◆ What this task involves:
Copy everything in the data below exactly except the pictures.
+++ Given records
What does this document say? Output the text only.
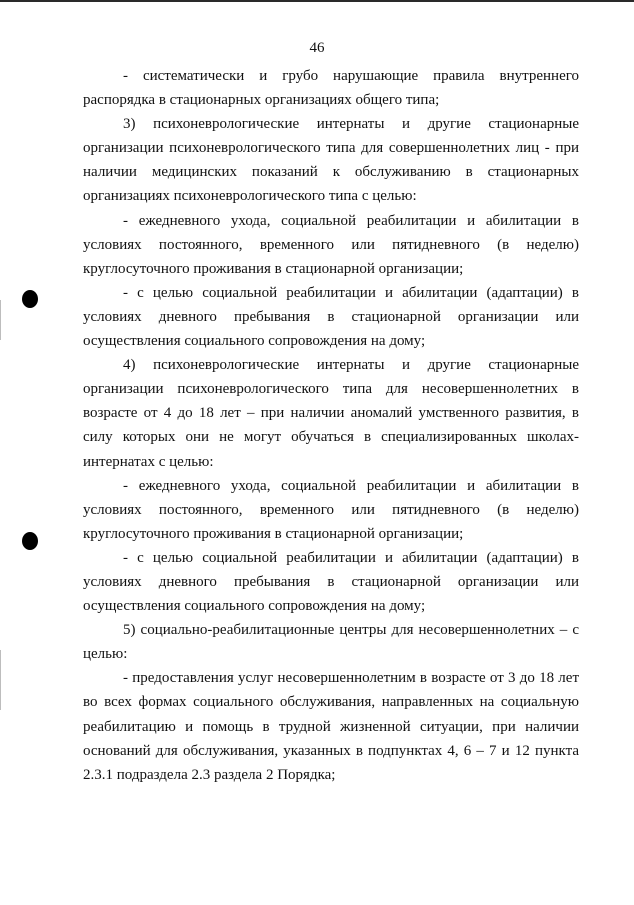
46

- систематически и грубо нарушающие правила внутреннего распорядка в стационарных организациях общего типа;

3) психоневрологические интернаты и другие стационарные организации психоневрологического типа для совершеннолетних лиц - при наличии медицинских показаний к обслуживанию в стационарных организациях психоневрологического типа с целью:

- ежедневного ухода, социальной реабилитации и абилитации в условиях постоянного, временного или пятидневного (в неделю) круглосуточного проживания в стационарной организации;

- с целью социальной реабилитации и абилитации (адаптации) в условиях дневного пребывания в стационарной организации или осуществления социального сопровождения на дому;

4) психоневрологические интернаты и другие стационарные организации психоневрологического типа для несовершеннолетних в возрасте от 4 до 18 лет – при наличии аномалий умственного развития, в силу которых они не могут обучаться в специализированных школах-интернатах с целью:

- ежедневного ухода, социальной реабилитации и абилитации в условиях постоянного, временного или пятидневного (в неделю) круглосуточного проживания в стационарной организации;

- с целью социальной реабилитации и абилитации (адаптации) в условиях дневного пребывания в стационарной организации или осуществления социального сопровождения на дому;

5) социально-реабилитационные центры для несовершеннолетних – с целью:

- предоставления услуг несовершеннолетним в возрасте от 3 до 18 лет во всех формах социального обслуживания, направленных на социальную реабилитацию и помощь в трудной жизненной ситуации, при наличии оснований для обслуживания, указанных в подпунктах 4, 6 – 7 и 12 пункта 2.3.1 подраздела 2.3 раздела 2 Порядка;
++++++
◆ Expected answer:
What does this document say? Output the text only.
46

- систематически и грубо нарушающие правила внутреннего распорядка в стационарных организациях общего типа;

3) психоневрологические интернаты и другие стационарные организации психоневрологического типа для совершеннолетних лиц - при наличии медицинских показаний к обслуживанию в стационарных организациях психоневрологического типа с целью:

- ежедневного ухода, социальной реабилитации и абилитации в условиях постоянного, временного или пятидневного (в неделю) круглосуточного проживания в стационарной организации;

- с целью социальной реабилитации и абилитации (адаптации) в условиях дневного пребывания в стационарной организации или осуществления социального сопровождения на дому;

4) психоневрологические интернаты и другие стационарные организации психоневрологического типа для несовершеннолетних в возрасте от 4 до 18 лет – при наличии аномалий умственного развития, в силу которых они не могут обучаться в специализированных школах-интернатах с целью:

- ежедневного ухода, социальной реабилитации и абилитации в условиях постоянного, временного или пятидневного (в неделю) круглосуточного проживания в стационарной организации;

- с целью социальной реабилитации и абилитации (адаптации) в условиях дневного пребывания в стационарной организации или осуществления социального сопровождения на дому;

5) социально-реабилитационные центры для несовершеннолетних – с целью:

- предоставления услуг несовершеннолетним в возрасте от 3 до 18 лет во всех формах социального обслуживания, направленных на социальную реабилитацию и помощь в трудной жизненной ситуации, при наличии оснований для обслуживания, указанных в подпунктах 4, 6 – 7 и 12 пункта 2.3.1 подраздела 2.3 раздела 2 Порядка;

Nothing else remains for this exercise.